Objective => Show all lines from the data that include the word "Maya".

Dataset rows about figures
## start
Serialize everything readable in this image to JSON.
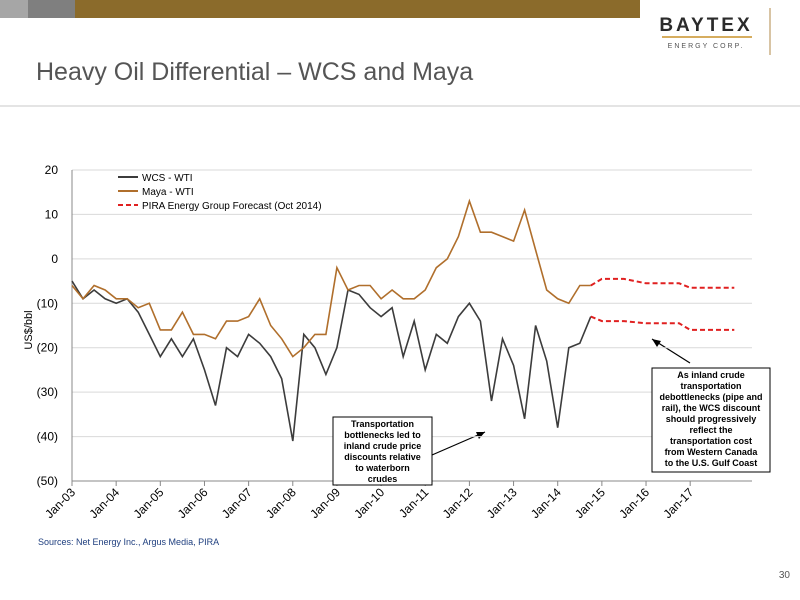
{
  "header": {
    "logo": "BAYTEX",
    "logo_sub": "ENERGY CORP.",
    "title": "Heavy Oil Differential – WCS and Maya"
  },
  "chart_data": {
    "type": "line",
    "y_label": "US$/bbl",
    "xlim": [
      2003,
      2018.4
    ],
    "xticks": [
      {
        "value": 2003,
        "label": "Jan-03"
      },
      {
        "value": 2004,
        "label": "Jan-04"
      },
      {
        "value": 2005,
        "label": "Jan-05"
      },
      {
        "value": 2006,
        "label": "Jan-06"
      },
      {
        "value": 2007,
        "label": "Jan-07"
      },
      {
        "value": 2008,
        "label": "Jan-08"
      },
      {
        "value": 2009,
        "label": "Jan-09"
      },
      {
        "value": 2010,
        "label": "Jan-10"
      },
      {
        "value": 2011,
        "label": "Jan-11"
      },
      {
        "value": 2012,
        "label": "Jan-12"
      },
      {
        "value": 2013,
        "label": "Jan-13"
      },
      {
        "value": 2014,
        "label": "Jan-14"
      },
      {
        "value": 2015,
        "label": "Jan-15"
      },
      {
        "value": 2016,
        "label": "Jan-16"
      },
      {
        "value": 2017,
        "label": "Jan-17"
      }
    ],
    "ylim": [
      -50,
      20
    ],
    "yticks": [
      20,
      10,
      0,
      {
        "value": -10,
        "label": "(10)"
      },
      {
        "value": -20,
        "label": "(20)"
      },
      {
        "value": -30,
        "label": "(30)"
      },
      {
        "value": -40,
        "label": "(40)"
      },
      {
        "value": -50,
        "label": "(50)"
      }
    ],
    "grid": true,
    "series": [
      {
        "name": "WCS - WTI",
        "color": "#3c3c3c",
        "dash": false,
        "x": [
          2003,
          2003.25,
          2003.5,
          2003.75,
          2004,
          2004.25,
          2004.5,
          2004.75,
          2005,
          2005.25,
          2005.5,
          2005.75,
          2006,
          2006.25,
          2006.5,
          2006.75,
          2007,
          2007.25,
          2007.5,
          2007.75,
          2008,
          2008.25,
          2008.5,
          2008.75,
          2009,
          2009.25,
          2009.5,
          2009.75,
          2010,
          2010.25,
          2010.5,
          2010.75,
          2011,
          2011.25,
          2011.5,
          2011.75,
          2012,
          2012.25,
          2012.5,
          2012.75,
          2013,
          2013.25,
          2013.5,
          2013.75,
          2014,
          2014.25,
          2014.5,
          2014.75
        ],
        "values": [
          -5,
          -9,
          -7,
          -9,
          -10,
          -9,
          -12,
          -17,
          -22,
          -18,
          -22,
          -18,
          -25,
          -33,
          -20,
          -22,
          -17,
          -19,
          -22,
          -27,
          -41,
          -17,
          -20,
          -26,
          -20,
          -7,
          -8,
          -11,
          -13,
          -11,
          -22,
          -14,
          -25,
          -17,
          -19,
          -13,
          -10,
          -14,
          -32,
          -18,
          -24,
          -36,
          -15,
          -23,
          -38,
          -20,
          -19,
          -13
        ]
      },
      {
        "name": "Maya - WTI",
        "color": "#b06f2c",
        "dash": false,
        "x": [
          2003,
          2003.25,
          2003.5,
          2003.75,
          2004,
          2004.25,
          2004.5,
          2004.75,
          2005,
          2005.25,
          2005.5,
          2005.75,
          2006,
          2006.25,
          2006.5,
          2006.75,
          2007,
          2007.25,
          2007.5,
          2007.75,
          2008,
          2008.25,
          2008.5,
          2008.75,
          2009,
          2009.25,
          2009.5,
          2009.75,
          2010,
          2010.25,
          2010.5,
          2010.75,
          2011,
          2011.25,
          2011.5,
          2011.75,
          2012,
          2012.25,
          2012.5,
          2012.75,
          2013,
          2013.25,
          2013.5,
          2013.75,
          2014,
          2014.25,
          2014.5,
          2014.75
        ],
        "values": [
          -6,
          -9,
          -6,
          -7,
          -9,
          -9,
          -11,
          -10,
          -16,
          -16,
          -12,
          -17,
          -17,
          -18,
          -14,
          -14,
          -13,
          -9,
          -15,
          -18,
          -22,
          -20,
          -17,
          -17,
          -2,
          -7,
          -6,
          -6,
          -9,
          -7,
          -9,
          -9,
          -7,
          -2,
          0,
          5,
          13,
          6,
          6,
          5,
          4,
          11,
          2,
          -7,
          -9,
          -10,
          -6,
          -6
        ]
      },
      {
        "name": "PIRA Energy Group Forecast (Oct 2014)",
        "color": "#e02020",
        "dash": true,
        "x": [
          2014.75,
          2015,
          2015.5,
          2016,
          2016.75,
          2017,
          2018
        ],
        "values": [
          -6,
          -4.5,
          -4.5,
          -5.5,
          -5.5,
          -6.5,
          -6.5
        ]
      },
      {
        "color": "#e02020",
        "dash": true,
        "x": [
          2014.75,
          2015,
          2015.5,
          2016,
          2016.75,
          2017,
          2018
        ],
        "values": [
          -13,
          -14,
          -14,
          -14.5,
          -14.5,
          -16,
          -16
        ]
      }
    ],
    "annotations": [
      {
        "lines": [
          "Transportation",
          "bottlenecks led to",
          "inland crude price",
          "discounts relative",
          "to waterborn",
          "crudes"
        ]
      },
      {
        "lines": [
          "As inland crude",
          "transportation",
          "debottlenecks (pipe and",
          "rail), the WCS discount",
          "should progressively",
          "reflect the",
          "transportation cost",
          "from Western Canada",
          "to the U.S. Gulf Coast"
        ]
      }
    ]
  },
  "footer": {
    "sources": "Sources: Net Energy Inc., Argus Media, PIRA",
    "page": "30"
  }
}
## end
Expected answer =>
    "title": "Heavy Oil Differential – WCS and Maya"
        "name": "Maya - WTI",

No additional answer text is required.